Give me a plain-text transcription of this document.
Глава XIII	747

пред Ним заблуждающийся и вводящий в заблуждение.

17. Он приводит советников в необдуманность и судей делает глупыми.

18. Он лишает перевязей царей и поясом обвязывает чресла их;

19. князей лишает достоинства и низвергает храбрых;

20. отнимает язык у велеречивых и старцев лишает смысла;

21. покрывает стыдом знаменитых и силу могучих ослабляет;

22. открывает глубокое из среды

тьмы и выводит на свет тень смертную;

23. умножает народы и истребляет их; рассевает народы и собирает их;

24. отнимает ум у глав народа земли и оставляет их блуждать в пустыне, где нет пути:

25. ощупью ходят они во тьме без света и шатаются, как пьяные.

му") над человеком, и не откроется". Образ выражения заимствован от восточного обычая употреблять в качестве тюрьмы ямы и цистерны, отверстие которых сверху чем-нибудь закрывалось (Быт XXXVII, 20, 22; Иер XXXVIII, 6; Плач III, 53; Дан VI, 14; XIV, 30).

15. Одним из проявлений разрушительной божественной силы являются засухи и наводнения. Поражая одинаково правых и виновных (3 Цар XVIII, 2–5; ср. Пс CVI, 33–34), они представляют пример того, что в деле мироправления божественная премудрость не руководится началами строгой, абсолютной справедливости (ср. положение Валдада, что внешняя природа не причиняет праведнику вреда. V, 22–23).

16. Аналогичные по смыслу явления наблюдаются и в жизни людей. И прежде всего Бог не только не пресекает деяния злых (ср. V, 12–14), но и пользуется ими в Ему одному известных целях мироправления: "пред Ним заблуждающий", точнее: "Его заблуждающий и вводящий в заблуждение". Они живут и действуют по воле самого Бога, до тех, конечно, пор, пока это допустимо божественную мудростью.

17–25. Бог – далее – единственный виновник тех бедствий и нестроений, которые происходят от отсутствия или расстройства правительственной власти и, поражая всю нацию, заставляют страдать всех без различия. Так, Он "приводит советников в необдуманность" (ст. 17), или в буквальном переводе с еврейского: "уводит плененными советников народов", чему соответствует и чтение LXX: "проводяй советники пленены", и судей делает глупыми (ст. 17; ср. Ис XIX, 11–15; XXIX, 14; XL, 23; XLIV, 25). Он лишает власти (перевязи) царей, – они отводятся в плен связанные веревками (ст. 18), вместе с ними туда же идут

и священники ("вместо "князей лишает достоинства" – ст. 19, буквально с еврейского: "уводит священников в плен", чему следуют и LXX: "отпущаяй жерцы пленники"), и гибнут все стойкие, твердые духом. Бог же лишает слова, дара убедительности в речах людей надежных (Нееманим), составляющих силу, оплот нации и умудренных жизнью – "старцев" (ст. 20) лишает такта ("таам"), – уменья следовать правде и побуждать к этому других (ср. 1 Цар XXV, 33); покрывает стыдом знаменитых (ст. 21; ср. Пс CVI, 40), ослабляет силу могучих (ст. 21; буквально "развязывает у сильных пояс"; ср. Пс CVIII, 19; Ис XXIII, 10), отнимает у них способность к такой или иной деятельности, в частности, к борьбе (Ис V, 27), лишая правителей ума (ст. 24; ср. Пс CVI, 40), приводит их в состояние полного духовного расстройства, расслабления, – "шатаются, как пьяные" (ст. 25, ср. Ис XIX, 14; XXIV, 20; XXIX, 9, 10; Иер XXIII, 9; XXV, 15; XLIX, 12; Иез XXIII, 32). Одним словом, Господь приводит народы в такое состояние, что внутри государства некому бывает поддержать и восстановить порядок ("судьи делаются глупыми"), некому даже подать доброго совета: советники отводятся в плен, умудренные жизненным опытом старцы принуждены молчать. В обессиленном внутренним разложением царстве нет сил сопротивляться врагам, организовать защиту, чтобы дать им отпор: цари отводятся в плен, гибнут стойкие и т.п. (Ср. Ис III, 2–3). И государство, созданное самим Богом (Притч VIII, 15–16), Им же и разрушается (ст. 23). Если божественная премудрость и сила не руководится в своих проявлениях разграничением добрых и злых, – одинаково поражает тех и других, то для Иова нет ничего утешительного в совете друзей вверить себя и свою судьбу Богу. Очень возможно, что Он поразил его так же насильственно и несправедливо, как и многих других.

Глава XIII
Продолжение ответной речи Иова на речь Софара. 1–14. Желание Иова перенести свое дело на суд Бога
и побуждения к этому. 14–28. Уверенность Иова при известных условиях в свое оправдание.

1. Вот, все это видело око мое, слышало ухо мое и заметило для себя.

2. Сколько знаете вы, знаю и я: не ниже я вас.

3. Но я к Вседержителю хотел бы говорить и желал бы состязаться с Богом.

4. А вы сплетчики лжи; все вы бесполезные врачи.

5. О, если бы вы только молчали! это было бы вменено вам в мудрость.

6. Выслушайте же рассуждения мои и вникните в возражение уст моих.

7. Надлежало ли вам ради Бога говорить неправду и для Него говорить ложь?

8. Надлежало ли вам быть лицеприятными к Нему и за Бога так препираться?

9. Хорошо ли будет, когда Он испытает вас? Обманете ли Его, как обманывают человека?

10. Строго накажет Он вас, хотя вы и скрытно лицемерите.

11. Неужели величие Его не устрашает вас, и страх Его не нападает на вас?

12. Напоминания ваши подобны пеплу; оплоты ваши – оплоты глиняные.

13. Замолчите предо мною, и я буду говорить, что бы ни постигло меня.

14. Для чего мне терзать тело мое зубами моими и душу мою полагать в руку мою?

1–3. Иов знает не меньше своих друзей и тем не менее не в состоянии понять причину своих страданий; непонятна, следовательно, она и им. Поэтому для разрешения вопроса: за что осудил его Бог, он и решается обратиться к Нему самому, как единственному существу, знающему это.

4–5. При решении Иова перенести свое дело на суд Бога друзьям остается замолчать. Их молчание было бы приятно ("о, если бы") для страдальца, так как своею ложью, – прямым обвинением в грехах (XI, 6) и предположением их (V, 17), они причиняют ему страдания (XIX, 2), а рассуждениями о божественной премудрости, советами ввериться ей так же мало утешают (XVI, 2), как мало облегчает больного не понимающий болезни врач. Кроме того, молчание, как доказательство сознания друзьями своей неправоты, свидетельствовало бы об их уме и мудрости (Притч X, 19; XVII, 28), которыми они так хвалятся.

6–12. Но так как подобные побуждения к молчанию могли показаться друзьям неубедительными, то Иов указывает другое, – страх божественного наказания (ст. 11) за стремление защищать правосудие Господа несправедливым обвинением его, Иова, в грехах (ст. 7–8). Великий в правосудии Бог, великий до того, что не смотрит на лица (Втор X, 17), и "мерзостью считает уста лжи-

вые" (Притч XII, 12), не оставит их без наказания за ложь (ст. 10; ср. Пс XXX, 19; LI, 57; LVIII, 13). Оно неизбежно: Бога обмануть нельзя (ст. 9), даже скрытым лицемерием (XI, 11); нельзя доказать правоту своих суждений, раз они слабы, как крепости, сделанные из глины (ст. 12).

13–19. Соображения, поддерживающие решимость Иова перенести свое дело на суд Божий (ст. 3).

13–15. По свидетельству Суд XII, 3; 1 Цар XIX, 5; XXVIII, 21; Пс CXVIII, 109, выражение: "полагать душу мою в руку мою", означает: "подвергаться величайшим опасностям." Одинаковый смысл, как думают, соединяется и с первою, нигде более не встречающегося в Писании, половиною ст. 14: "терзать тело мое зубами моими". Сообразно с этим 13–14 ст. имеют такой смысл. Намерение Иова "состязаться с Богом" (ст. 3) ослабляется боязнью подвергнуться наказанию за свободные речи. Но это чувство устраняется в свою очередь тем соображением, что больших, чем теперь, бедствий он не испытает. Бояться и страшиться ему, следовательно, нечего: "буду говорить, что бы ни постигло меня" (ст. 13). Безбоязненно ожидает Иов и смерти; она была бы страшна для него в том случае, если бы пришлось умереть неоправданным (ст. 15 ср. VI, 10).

* _WHAT IS ASKED_
Quote every record above exactly.

* _RESPONSE FOR THIS EXERCISE_
Give me a plain-text transcription of this document.
Глава XIII	747

пред Ним заблуждающийся и вводящий в заблуждение.

17. Он приводит советников в необдуманность и судей делает глупыми.

18. Он лишает перевязей царей и поясом обвязывает чресла их;

19. князей лишает достоинства и низвергает храбрых;

20. отнимает язык у велеречивых и старцев лишает смысла;

21. покрывает стыдом знаменитых и силу могучих ослабляет;

22. открывает глубокое из среды

тьмы и выводит на свет тень смертную;

23. умножает народы и истребляет их; рассевает народы и собирает их;

24. отнимает ум у глав народа земли и оставляет их блуждать в пустыне, где нет пути:

25. ощупью ходят они во тьме без света и шатаются, как пьяные.

му") над человеком, и не откроется". Образ выражения заимствован от восточного обычая употреблять в качестве тюрьмы ямы и цистерны, отверстие которых сверху чем-нибудь закрывалось (Быт XXXVII, 20, 22; Иер XXXVIII, 6; Плач III, 53; Дан VI, 14; XIV, 30).

15. Одним из проявлений разрушительной божественной силы являются засухи и наводнения. Поражая одинаково правых и виновных (3 Цар XVIII, 2–5; ср. Пс CVI, 33–34), они представляют пример того, что в деле мироправления божественная премудрость не руководится началами строгой, абсолютной справедливости (ср. положение Валдада, что внешняя природа не причиняет праведнику вреда. V, 22–23).

16. Аналогичные по смыслу явления наблюдаются и в жизни людей. И прежде всего Бог не только не пресекает деяния злых (ср. V, 12–14), но и пользуется ими в Ему одному известных целях мироправления: "пред Ним заблуждающий", точнее: "Его заблуждающий и вводящий в заблуждение". Они живут и действуют по воле самого Бога, до тех, конечно, пор, пока это допустимо божественную мудростью.

17–25. Бог – далее – единственный виновник тех бедствий и нестроений, которые происходят от отсутствия или расстройства правительственной власти и, поражая всю нацию, заставляют страдать всех без различия. Так, Он "приводит советников в необдуманность" (ст. 17), или в буквальном переводе с еврейского: "уводит плененными советников народов", чему соответствует и чтение LXX: "проводяй советники пленены", и судей делает глупыми (ст. 17; ср. Ис XIX, 11–15; XXIX, 14; XL, 23; XLIV, 25). Он лишает власти (перевязи) царей, – они отводятся в плен связанные веревками (ст. 18), вместе с ними туда же идут

и священники ("вместо "князей лишает достоинства" – ст. 19, буквально с еврейского: "уводит священников в плен", чему следуют и LXX: "отпущаяй жерцы пленники"), и гибнут все стойкие, твердые духом. Бог же лишает слова, дара убедительности в речах людей надежных (Нееманим), составляющих силу, оплот нации и умудренных жизнью – "старцев" (ст. 20) лишает такта ("таам"), – уменья следовать правде и побуждать к этому других (ср. 1 Цар XXV, 33); покрывает стыдом знаменитых (ст. 21; ср. Пс CVI, 40), ослабляет силу могучих (ст. 21; буквально "развязывает у сильных пояс"; ср. Пс CVIII, 19; Ис XXIII, 10), отнимает у них способность к такой или иной деятельности, в частности, к борьбе (Ис V, 27), лишая правителей ума (ст. 24; ср. Пс CVI, 40), приводит их в состояние полного духовного расстройства, расслабления, – "шатаются, как пьяные" (ст. 25, ср. Ис XIX, 14; XXIV, 20; XXIX, 9, 10; Иер XXIII, 9; XXV, 15; XLIX, 12; Иез XXIII, 32). Одним словом, Господь приводит народы в такое состояние, что внутри государства некому бывает поддержать и восстановить порядок ("судьи делаются глупыми"), некому даже подать доброго совета: советники отводятся в плен, умудренные жизненным опытом старцы принуждены молчать. В обессиленном внутренним разложением царстве нет сил сопротивляться врагам, организовать защиту, чтобы дать им отпор: цари отводятся в плен, гибнут стойкие и т.п. (Ср. Ис III, 2–3). И государство, созданное самим Богом (Притч VIII, 15–16), Им же и разрушается (ст. 23). Если божественная премудрость и сила не руководится в своих проявлениях разграничением добрых и злых, – одинаково поражает тех и других, то для Иова нет ничего утешительного в совете друзей вверить себя и свою судьбу Богу. Очень возможно, что Он поразил его так же насильственно и несправедливо, как и многих других.

Глава XIII
Продолжение ответной речи Иова на речь Софара. 1–14. Желание Иова перенести свое дело на суд Бога
и побуждения к этому. 14–28. Уверенность Иова при известных условиях в свое оправдание.

1. Вот, все это видело око мое, слышало ухо мое и заметило для себя.

2. Сколько знаете вы, знаю и я: не ниже я вас.

3. Но я к Вседержителю хотел бы говорить и желал бы состязаться с Богом.

4. А вы сплетчики лжи; все вы бесполезные врачи.

5. О, если бы вы только молчали! это было бы вменено вам в мудрость.

6. Выслушайте же рассуждения мои и вникните в возражение уст моих.

7. Надлежало ли вам ради Бога говорить неправду и для Него говорить ложь?

8. Надлежало ли вам быть лицеприятными к Нему и за Бога так препираться?

9. Хорошо ли будет, когда Он испытает вас? Обманете ли Его, как обманывают человека?

10. Строго накажет Он вас, хотя вы и скрытно лицемерите.

11. Неужели величие Его не устрашает вас, и страх Его не нападает на вас?

12. Напоминания ваши подобны пеплу; оплоты ваши – оплоты глиняные.

13. Замолчите предо мною, и я буду говорить, что бы ни постигло меня.

14. Для чего мне терзать тело мое зубами моими и душу мою полагать в руку мою?

1–3. Иов знает не меньше своих друзей и тем не менее не в состоянии понять причину своих страданий; непонятна, следовательно, она и им. Поэтому для разрешения вопроса: за что осудил его Бог, он и решается обратиться к Нему самому, как единственному существу, знающему это.

4–5. При решении Иова перенести свое дело на суд Бога друзьям остается замолчать. Их молчание было бы приятно ("о, если бы") для страдальца, так как своею ложью, – прямым обвинением в грехах (XI, 6) и предположением их (V, 17), они причиняют ему страдания (XIX, 2), а рассуждениями о божественной премудрости, советами ввериться ей так же мало утешают (XVI, 2), как мало облегчает больного не понимающий болезни врач. Кроме того, молчание, как доказательство сознания друзьями своей неправоты, свидетельствовало бы об их уме и мудрости (Притч X, 19; XVII, 28), которыми они так хвалятся.

6–12. Но так как подобные побуждения к молчанию могли показаться друзьям неубедительными, то Иов указывает другое, – страх божественного наказания (ст. 11) за стремление защищать правосудие Господа несправедливым обвинением его, Иова, в грехах (ст. 7–8). Великий в правосудии Бог, великий до того, что не смотрит на лица (Втор X, 17), и "мерзостью считает уста лжи-

вые" (Притч XII, 12), не оставит их без наказания за ложь (ст. 10; ср. Пс XXX, 19; LI, 57; LVIII, 13). Оно неизбежно: Бога обмануть нельзя (ст. 9), даже скрытым лицемерием (XI, 11); нельзя доказать правоту своих суждений, раз они слабы, как крепости, сделанные из глины (ст. 12).

13–19. Соображения, поддерживающие решимость Иова перенести свое дело на суд Божий (ст. 3).

13–15. По свидетельству Суд XII, 3; 1 Цар XIX, 5; XXVIII, 21; Пс CXVIII, 109, выражение: "полагать душу мою в руку мою", означает: "подвергаться величайшим опасностям." Одинаковый смысл, как думают, соединяется и с первою, нигде более не встречающегося в Писании, половиною ст. 14: "терзать тело мое зубами моими". Сообразно с этим 13–14 ст. имеют такой смысл. Намерение Иова "состязаться с Богом" (ст. 3) ослабляется боязнью подвергнуться наказанию за свободные речи. Но это чувство устраняется в свою очередь тем соображением, что больших, чем теперь, бедствий он не испытает. Бояться и страшиться ему, следовательно, нечего: "буду говорить, что бы ни постигло меня" (ст. 13). Безбоязненно ожидает Иов и смерти; она была бы страшна для него в том случае, если бы пришлось умереть неоправданным (ст. 15 ср. VI, 10).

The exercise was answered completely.